**Aim of the task**
Filter this material down to the lines that hold "leurs", copying each one.

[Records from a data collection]
— BEGIN —

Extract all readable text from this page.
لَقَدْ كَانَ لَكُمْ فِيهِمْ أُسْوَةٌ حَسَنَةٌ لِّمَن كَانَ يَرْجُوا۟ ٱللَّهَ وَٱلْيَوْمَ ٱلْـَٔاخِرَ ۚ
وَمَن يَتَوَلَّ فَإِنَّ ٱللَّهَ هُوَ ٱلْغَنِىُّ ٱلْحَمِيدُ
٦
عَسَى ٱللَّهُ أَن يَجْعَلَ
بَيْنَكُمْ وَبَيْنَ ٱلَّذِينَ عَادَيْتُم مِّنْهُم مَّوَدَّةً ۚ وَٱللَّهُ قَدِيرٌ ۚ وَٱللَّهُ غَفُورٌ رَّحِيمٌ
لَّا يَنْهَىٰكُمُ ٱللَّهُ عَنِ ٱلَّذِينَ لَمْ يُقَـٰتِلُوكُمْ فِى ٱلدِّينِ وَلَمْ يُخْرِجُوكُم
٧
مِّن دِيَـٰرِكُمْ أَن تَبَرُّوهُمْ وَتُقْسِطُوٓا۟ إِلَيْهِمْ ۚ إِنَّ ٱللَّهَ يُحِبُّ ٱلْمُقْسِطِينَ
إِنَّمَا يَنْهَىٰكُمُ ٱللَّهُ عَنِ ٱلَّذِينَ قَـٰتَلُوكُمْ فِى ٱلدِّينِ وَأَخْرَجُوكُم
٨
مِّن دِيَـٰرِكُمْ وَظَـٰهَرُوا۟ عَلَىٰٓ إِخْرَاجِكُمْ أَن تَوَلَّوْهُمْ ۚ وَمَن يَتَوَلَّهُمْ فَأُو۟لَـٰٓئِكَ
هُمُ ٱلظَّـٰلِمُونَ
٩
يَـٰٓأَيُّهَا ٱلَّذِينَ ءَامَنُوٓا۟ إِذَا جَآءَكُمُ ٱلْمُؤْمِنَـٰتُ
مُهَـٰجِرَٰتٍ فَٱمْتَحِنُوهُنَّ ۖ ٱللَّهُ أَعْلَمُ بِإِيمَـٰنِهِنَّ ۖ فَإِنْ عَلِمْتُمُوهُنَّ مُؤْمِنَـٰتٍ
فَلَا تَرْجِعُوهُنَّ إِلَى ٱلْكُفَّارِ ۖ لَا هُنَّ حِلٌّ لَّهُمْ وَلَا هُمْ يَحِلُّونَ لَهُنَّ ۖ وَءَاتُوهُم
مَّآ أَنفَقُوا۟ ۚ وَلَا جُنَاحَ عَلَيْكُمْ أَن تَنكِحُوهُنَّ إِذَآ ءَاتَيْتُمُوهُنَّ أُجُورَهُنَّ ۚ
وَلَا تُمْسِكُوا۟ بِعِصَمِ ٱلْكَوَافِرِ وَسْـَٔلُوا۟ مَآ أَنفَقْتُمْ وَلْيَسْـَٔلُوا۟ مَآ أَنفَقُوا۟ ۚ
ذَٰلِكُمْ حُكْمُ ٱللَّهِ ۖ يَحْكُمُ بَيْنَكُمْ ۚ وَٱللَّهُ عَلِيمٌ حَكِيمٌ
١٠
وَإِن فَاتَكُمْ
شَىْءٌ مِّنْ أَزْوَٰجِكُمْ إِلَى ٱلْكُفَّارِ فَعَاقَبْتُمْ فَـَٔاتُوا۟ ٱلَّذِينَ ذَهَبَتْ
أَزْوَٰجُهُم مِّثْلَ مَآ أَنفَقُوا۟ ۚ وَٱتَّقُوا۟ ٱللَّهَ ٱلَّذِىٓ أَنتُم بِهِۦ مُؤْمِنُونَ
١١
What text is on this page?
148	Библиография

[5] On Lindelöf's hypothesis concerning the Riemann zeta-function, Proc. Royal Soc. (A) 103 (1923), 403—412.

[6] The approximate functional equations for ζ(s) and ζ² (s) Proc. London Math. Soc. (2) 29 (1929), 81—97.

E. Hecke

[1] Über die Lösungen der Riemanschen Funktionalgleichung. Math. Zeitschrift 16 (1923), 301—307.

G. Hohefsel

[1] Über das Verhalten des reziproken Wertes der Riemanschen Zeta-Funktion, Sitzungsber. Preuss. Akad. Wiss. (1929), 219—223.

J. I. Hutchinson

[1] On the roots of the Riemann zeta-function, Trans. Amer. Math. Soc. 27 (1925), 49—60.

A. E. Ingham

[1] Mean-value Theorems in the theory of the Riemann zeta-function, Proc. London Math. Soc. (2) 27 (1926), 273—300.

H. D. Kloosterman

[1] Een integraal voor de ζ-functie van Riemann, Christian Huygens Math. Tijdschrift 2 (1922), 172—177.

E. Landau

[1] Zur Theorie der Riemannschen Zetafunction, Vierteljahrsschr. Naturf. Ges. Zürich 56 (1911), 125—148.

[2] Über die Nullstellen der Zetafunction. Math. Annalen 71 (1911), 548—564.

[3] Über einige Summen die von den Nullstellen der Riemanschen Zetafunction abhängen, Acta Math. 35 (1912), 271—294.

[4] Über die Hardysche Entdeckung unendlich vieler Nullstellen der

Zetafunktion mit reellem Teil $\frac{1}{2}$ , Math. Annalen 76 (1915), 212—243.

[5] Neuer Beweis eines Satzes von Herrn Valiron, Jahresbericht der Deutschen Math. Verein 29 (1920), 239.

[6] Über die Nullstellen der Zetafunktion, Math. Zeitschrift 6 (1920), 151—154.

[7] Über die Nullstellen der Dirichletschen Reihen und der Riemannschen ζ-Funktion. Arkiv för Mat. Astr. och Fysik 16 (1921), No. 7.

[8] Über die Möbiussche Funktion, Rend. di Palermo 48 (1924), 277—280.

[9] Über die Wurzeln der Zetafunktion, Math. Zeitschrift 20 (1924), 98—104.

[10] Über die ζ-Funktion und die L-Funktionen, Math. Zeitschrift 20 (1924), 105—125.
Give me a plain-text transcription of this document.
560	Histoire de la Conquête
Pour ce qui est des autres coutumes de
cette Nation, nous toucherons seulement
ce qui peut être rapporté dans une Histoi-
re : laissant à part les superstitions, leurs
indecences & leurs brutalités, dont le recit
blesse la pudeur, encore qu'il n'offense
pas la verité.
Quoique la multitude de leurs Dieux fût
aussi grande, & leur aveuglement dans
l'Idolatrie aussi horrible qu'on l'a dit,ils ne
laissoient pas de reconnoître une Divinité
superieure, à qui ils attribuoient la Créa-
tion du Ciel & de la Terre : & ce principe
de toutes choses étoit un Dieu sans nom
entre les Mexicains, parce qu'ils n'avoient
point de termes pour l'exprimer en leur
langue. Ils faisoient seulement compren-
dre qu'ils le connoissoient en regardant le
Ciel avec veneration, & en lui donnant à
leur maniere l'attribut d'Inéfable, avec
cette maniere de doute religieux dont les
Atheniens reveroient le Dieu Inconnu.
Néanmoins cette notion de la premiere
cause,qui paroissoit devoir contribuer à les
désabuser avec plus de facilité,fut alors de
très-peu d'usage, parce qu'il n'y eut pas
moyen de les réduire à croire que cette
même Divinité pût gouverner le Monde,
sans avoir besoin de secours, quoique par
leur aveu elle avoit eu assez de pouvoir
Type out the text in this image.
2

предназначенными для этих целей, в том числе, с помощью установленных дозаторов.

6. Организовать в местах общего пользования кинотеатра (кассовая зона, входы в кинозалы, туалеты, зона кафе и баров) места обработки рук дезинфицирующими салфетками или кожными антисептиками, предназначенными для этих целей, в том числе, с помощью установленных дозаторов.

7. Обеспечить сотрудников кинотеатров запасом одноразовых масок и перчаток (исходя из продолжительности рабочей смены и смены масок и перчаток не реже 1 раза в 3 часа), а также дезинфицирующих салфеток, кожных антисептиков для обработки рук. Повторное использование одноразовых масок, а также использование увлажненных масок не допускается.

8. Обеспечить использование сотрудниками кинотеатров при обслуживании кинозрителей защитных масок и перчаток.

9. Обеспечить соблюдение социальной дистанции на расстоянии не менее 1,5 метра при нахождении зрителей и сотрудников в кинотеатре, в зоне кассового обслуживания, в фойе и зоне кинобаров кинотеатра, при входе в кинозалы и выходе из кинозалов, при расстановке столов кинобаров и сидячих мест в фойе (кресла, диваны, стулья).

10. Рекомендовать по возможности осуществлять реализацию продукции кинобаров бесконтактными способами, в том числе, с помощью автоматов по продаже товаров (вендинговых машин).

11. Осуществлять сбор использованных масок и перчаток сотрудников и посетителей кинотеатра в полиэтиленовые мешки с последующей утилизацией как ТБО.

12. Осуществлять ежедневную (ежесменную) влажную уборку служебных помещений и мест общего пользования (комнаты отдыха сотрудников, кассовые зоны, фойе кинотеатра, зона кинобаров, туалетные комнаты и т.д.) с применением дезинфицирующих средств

— END —

**Task response**
re : laissant à part les superstitions, leurs
indecences & leurs brutalités, dont le recit
Quoique la multitude de leurs Dieux fût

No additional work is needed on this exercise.